(THE REQUEST):
Below is a block of records; repeat each one exactly.

(LISTING):
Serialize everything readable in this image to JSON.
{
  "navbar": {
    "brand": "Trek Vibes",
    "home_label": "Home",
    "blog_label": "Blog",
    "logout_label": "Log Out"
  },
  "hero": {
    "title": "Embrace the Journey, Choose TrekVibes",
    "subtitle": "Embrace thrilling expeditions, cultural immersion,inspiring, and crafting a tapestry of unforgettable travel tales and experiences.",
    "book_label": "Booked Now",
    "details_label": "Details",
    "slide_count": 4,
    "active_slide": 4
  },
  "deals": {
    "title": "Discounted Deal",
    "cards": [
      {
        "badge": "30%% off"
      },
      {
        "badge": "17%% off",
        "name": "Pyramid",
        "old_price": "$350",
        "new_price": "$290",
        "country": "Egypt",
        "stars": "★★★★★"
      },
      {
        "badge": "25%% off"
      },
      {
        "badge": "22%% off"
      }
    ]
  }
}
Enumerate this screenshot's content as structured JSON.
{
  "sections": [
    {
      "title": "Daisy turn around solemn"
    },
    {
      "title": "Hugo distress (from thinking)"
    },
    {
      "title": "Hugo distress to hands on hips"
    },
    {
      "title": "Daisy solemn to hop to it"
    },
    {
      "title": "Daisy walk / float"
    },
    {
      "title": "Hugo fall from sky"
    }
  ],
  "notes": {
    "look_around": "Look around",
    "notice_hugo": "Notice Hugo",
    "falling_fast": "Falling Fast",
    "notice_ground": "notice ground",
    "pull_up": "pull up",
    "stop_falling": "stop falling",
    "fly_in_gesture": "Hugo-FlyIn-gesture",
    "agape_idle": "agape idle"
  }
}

(RESULT):
Serialize everything readable in this image to JSON.
{
  "navbar": {
    "brand": "Trek Vibes",
    "home_label": "Home",
    "blog_label": "Blog",
    "logout_label": "Log Out"
  },
  "hero": {
    "title": "Embrace the Journey, Choose TrekVibes",
    "subtitle": "Embrace thrilling expeditions, cultural immersion,inspiring, and crafting a tapestry of unforgettable travel tales and experiences.",
    "book_label": "Booked Now",
    "details_label": "Details",
    "slide_count": 4,
    "active_slide": 4
  },
  "deals": {
    "title": "Discounted Deal",
    "cards": [
      {
        "badge": "30%% off"
      },
      {
        "badge": "17%% off",
        "name": "Pyramid",
        "old_price": "$350",
        "new_price": "$290",
        "country": "Egypt",
        "stars": "★★★★★"
      },
      {
        "badge": "25%% off"
      },
      {
        "badge": "22%% off"
      }
    ]
  }
}
Enumerate this screenshot's content as structured JSON.
{
  "sections": [
    {
      "title": "Daisy turn around solemn"
    },
    {
      "title": "Hugo distress (from thinking)"
    },
    {
      "title": "Hugo distress to hands on hips"
    },
    {
      "title": "Daisy solemn to hop to it"
    },
    {
      "title": "Daisy walk / float"
    },
    {
      "title": "Hugo fall from sky"
    }
  ],
  "notes": {
    "look_around": "Look around",
    "notice_hugo": "Notice Hugo",
    "falling_fast": "Falling Fast",
    "notice_ground": "notice ground",
    "pull_up": "pull up",
    "stop_falling": "stop falling",
    "fly_in_gesture": "Hugo-FlyIn-gesture",
    "agape_idle": "agape idle"
  }
}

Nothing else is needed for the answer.